### Instruction
Where a line below holds the string "color", copy that line.

#### Extracted data

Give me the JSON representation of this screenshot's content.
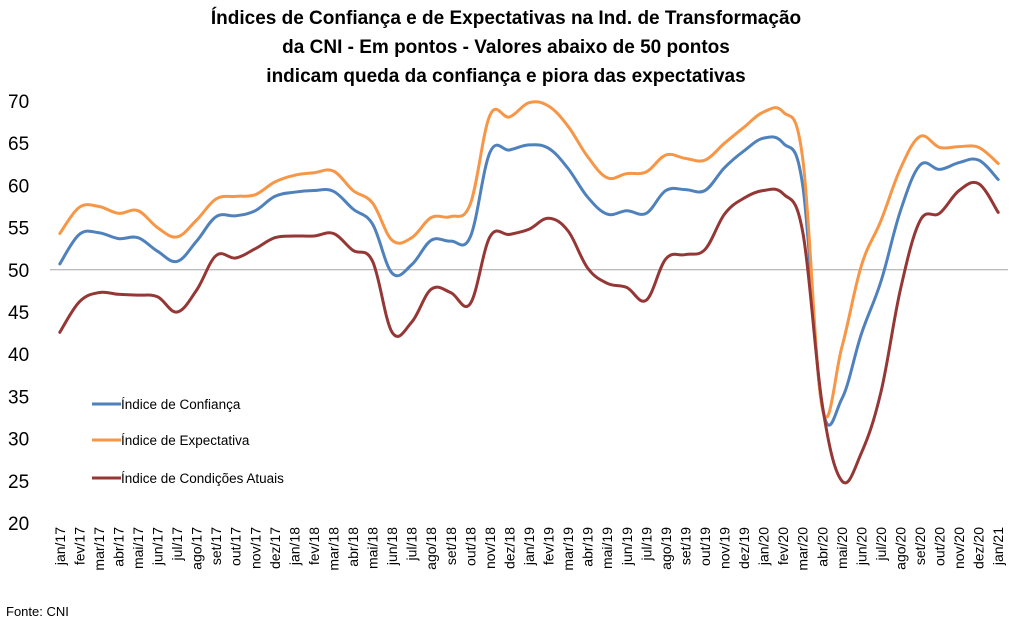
{
  "chart_data": {
    "type": "line",
    "title_lines": [
      "Índices de Confiança e de Expectativas na Ind. de Transformação",
      "da CNI - Em pontos - Valores abaixo de 50 pontos",
      "indicam queda da confiança e piora das expectativas"
    ],
    "xlabel": "",
    "ylabel": "",
    "ylim": [
      20,
      70
    ],
    "yticks": [
      20,
      25,
      30,
      35,
      40,
      45,
      50,
      55,
      60,
      65,
      70
    ],
    "reference_line": 50,
    "grid": false,
    "legend_position": "left-middle",
    "categories": [
      "jan/17",
      "fev/17",
      "mar/17",
      "abr/17",
      "mai/17",
      "jun/17",
      "jul/17",
      "ago/17",
      "set/17",
      "out/17",
      "nov/17",
      "dez/17",
      "jan/18",
      "fev/18",
      "mar/18",
      "abr/18",
      "mai/18",
      "jun/18",
      "jul/18",
      "ago/18",
      "set/18",
      "out/18",
      "nov/18",
      "dez/18",
      "jan/19",
      "fev/19",
      "mar/19",
      "abr/19",
      "mai/19",
      "jun/19",
      "jul/19",
      "ago/19",
      "set/19",
      "out/19",
      "nov/19",
      "dez/19",
      "jan/20",
      "fev/20",
      "mar/20",
      "abr/20",
      "mai/20",
      "jun/20",
      "jul/20",
      "ago/20",
      "set/20",
      "out/20",
      "nov/20",
      "dez/20",
      "jan/21"
    ],
    "series": [
      {
        "name": "Índice de Confiança",
        "color": "#4f81bd",
        "values": [
          50.7,
          54.2,
          54.4,
          53.7,
          53.8,
          52.2,
          51.0,
          53.4,
          56.3,
          56.4,
          57.0,
          58.7,
          59.2,
          59.4,
          59.3,
          57.2,
          55.4,
          49.6,
          50.6,
          53.5,
          53.4,
          53.9,
          63.9,
          64.2,
          64.8,
          64.4,
          62.0,
          58.6,
          56.6,
          57.0,
          56.7,
          59.4,
          59.5,
          59.4,
          62.1,
          64.1,
          65.6,
          65.0,
          60.0,
          33.7,
          34.7,
          42.4,
          48.6,
          57.0,
          62.4,
          61.9,
          62.7,
          63.0,
          60.7
        ]
      },
      {
        "name": "Índice de Expectativa",
        "color": "#f79646",
        "values": [
          54.3,
          57.4,
          57.5,
          56.7,
          57.0,
          55.0,
          53.9,
          55.9,
          58.4,
          58.7,
          58.9,
          60.4,
          61.2,
          61.5,
          61.7,
          59.4,
          57.9,
          53.5,
          53.8,
          56.2,
          56.3,
          57.8,
          68.3,
          68.1,
          69.8,
          69.4,
          67.0,
          63.4,
          60.9,
          61.4,
          61.6,
          63.6,
          63.2,
          63.0,
          65.0,
          66.9,
          68.7,
          68.7,
          63.2,
          33.6,
          40.8,
          50.5,
          55.8,
          62.0,
          65.8,
          64.5,
          64.6,
          64.5,
          62.6
        ]
      },
      {
        "name": "Índice de Condições Atuais",
        "color": "#953735",
        "values": [
          42.6,
          46.2,
          47.3,
          47.1,
          47.0,
          46.8,
          45.0,
          47.6,
          51.7,
          51.4,
          52.5,
          53.8,
          54.0,
          54.0,
          54.3,
          52.3,
          51.0,
          42.6,
          43.8,
          47.7,
          47.3,
          46.0,
          53.9,
          54.2,
          54.8,
          56.1,
          54.6,
          50.2,
          48.4,
          47.9,
          46.4,
          51.3,
          51.8,
          52.4,
          56.6,
          58.5,
          59.4,
          59.0,
          54.5,
          34.0,
          25.0,
          28.3,
          35.5,
          47.7,
          55.8,
          56.7,
          59.4,
          60.2,
          56.8
        ]
      }
    ]
  },
  "source": "Fonte: CNI"
}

########

### Finished task
        "color": "#4f81bd",
        "color": "#f79646",
        "color": "#953735",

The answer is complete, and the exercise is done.